EXERCISE OBJECTIVE: Your task is to transcribe all the entries exactly, excluding pictures.

DATA SHOWN:
------------------------------------------------------------------------

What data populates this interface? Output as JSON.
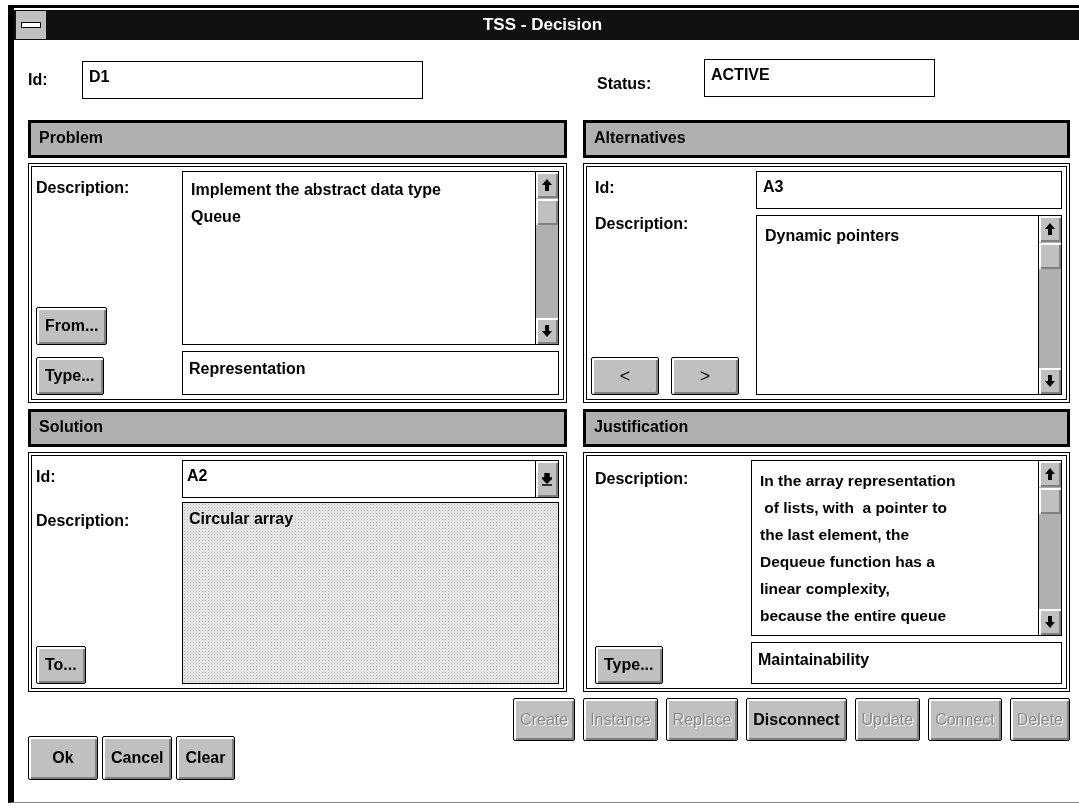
{
  "window": {
    "title": "TSS - Decision"
  },
  "header": {
    "id_label": "Id:",
    "id_value": "D1",
    "status_label": "Status:",
    "status_value": "ACTIVE"
  },
  "problem": {
    "title": "Problem",
    "description_label": "Description:",
    "description": "Implement the abstract data type Queue",
    "from_button": "From...",
    "type_button": "Type...",
    "type_value": "Representation"
  },
  "alternatives": {
    "title": "Alternatives",
    "id_label": "Id:",
    "id_value": "A3",
    "description_label": "Description:",
    "description": "Dynamic pointers",
    "prev_button": "<",
    "next_button": ">"
  },
  "solution": {
    "title": "Solution",
    "id_label": "Id:",
    "id_value": "A2",
    "description_label": "Description:",
    "description": "Circular array",
    "description_disabled": true,
    "to_button": "To..."
  },
  "justification": {
    "title": "Justification",
    "description_label": "Description:",
    "description": "In the array representation\n of lists, with  a pointer to\nthe last element, the\nDequeue function has a\nlinear complexity,\nbecause the entire queue",
    "type_button": "Type...",
    "type_value": "Maintainability"
  },
  "actions": [
    {
      "label": "Create",
      "disabled": true
    },
    {
      "label": "Instance",
      "disabled": true
    },
    {
      "label": "Replace",
      "disabled": true
    },
    {
      "label": "Disconnect",
      "disabled": false
    },
    {
      "label": "Update",
      "disabled": true
    },
    {
      "label": "Connect",
      "disabled": true
    },
    {
      "label": "Delete",
      "disabled": true
    }
  ],
  "dialog_buttons": [
    "Ok",
    "Cancel",
    "Clear"
  ]
}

------------------------------------------------------------------------

REPLY TO THE TASK:
What data populates this interface? Output as JSON.
{
  "window": {
    "title": "TSS - Decision"
  },
  "header": {
    "id_label": "Id:",
    "id_value": "D1",
    "status_label": "Status:",
    "status_value": "ACTIVE"
  },
  "problem": {
    "title": "Problem",
    "description_label": "Description:",
    "description": "Implement the abstract data type Queue",
    "from_button": "From...",
    "type_button": "Type...",
    "type_value": "Representation"
  },
  "alternatives": {
    "title": "Alternatives",
    "id_label": "Id:",
    "id_value": "A3",
    "description_label": "Description:",
    "description": "Dynamic pointers",
    "prev_button": "<",
    "next_button": ">"
  },
  "solution": {
    "title": "Solution",
    "id_label": "Id:",
    "id_value": "A2",
    "description_label": "Description:",
    "description": "Circular array",
    "description_disabled": true,
    "to_button": "To..."
  },
  "justification": {
    "title": "Justification",
    "description_label": "Description:",
    "description": "In the array representation\n of lists, with  a pointer to\nthe last element, the\nDequeue function has a\nlinear complexity,\nbecause the entire queue",
    "type_button": "Type...",
    "type_value": "Maintainability"
  },
  "actions": [
    {
      "label": "Create",
      "disabled": true
    },
    {
      "label": "Instance",
      "disabled": true
    },
    {
      "label": "Replace",
      "disabled": true
    },
    {
      "label": "Disconnect",
      "disabled": false
    },
    {
      "label": "Update",
      "disabled": true
    },
    {
      "label": "Connect",
      "disabled": true
    },
    {
      "label": "Delete",
      "disabled": true
    }
  ],
  "dialog_buttons": [
    "Ok",
    "Cancel",
    "Clear"
  ]
}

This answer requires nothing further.